Set task
Reproduce all of the data word for word.

Recorded data
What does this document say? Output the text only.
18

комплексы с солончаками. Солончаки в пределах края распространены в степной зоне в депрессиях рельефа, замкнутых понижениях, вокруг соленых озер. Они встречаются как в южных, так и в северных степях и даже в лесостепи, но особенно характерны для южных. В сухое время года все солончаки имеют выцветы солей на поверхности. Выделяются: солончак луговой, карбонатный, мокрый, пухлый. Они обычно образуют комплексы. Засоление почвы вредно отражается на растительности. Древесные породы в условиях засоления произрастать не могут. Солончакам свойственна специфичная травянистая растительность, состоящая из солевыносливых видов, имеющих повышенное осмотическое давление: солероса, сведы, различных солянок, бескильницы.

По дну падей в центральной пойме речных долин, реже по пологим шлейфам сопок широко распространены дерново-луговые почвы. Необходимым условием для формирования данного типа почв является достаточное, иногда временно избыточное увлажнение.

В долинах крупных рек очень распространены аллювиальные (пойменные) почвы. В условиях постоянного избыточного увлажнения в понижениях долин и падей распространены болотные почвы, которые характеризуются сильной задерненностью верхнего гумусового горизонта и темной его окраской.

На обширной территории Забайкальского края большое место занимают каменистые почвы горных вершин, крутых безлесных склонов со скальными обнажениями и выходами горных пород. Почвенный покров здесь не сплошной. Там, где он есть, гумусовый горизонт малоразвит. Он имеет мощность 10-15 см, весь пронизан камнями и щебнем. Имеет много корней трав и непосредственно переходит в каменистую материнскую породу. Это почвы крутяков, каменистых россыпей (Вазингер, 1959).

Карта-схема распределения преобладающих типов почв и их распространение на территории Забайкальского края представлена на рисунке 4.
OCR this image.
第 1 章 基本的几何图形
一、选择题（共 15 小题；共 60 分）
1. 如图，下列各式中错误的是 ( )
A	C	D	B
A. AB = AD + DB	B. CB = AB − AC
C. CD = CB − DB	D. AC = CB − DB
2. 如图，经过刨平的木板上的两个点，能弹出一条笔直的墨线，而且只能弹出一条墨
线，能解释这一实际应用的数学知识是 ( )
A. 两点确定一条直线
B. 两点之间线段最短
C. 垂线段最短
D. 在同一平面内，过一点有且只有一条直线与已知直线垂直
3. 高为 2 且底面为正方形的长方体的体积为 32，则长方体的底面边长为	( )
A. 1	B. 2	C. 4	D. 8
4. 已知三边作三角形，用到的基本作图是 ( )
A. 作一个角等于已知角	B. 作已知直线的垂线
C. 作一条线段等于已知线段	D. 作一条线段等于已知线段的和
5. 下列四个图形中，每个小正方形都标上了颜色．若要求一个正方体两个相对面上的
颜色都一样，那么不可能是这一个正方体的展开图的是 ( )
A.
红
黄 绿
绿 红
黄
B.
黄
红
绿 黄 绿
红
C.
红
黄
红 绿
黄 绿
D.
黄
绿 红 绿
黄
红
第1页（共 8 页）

Written solution
What does this document say? Output the text only.
18

комплексы с солончаками. Солончаки в пределах края распространены в степной зоне в депрессиях рельефа, замкнутых понижениях, вокруг соленых озер. Они встречаются как в южных, так и в северных степях и даже в лесостепи, но особенно характерны для южных. В сухое время года все солончаки имеют выцветы солей на поверхности. Выделяются: солончак луговой, карбонатный, мокрый, пухлый. Они обычно образуют комплексы. Засоление почвы вредно отражается на растительности. Древесные породы в условиях засоления произрастать не могут. Солончакам свойственна специфичная травянистая растительность, состоящая из солевыносливых видов, имеющих повышенное осмотическое давление: солероса, сведы, различных солянок, бескильницы.

По дну падей в центральной пойме речных долин, реже по пологим шлейфам сопок широко распространены дерново-луговые почвы. Необходимым условием для формирования данного типа почв является достаточное, иногда временно избыточное увлажнение.

В долинах крупных рек очень распространены аллювиальные (пойменные) почвы. В условиях постоянного избыточного увлажнения в понижениях долин и падей распространены болотные почвы, которые характеризуются сильной задерненностью верхнего гумусового горизонта и темной его окраской.

На обширной территории Забайкальского края большое место занимают каменистые почвы горных вершин, крутых безлесных склонов со скальными обнажениями и выходами горных пород. Почвенный покров здесь не сплошной. Там, где он есть, гумусовый горизонт малоразвит. Он имеет мощность 10-15 см, весь пронизан камнями и щебнем. Имеет много корней трав и непосредственно переходит в каменистую материнскую породу. Это почвы крутяков, каменистых россыпей (Вазингер, 1959).

Карта-схема распределения преобладающих типов почв и их распространение на территории Забайкальского края представлена на рисунке 4.
OCR this image.
第 1 章 基本的几何图形
一、选择题（共 15 小题；共 60 分）
1. 如图，下列各式中错误的是 ( )
A	C	D	B
A. AB = AD + DB	B. CB = AB − AC
C. CD = CB − DB	D. AC = CB − DB
2. 如图，经过刨平的木板上的两个点，能弹出一条笔直的墨线，而且只能弹出一条墨
线，能解释这一实际应用的数学知识是 ( )
A. 两点确定一条直线
B. 两点之间线段最短
C. 垂线段最短
D. 在同一平面内，过一点有且只有一条直线与已知直线垂直
3. 高为 2 且底面为正方形的长方体的体积为 32，则长方体的底面边长为	( )
A. 1	B. 2	C. 4	D. 8
4. 已知三边作三角形，用到的基本作图是 ( )
A. 作一个角等于已知角	B. 作已知直线的垂线
C. 作一条线段等于已知线段	D. 作一条线段等于已知线段的和
5. 下列四个图形中，每个小正方形都标上了颜色．若要求一个正方体两个相对面上的
颜色都一样，那么不可能是这一个正方体的展开图的是 ( )
A.
红
黄 绿
绿 红
黄
B.
黄
红
绿 黄 绿
红
C.
红
黄
红 绿
黄 绿
D.
黄
绿 红 绿
黄
红
第1页（共 8 页）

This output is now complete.